Copy each line below in which the string "BIRKENSHAW" occurs.

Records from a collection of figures
——

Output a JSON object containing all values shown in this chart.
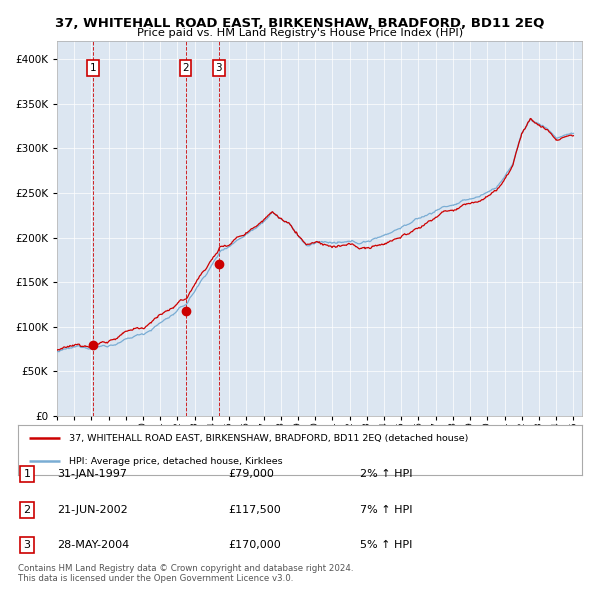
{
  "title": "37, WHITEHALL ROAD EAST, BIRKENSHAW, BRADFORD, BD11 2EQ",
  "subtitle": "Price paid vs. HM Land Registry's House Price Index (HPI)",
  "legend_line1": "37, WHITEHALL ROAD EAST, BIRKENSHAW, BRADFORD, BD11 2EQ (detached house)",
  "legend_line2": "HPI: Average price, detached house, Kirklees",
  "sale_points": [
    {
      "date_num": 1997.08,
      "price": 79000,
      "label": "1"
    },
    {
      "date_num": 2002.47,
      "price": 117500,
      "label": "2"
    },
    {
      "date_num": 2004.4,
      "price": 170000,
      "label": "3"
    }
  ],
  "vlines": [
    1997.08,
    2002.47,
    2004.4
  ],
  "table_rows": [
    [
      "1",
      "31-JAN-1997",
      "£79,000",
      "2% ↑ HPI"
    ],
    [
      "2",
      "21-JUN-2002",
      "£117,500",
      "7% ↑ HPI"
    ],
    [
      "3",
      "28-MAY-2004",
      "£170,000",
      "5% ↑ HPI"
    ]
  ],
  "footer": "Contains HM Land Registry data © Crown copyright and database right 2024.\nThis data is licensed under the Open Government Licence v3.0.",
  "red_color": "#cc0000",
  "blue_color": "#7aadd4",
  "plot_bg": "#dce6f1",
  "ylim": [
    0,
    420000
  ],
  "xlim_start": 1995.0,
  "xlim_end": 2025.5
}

——

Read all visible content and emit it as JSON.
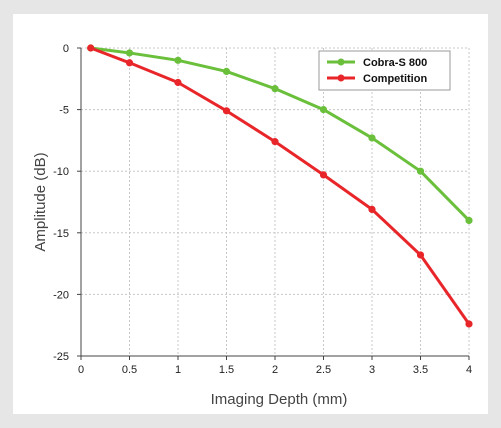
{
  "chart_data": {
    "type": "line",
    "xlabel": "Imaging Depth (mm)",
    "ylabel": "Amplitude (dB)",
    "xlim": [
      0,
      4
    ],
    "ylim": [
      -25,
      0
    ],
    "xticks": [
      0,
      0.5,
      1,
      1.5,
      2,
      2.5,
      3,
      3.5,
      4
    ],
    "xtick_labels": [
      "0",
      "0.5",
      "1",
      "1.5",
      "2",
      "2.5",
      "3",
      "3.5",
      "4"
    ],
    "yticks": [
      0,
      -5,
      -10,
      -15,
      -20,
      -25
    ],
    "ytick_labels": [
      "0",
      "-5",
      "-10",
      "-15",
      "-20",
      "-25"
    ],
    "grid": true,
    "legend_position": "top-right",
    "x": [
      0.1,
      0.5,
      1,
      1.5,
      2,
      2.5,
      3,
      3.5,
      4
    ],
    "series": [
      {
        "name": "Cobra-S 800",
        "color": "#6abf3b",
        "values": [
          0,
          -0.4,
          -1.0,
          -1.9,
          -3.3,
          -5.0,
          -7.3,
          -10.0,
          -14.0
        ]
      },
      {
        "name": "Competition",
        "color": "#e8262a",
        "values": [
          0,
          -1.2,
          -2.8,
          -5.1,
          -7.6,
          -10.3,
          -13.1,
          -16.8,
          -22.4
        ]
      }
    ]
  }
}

——

## Answer to this problem:
  "title": "37, WHITEHALL ROAD EAST, BIRKENSHAW, BRADFORD, BD11 2EQ",
  "legend_line1": "37, WHITEHALL ROAD EAST, BIRKENSHAW, BRADFORD, BD11 2EQ (detached house)",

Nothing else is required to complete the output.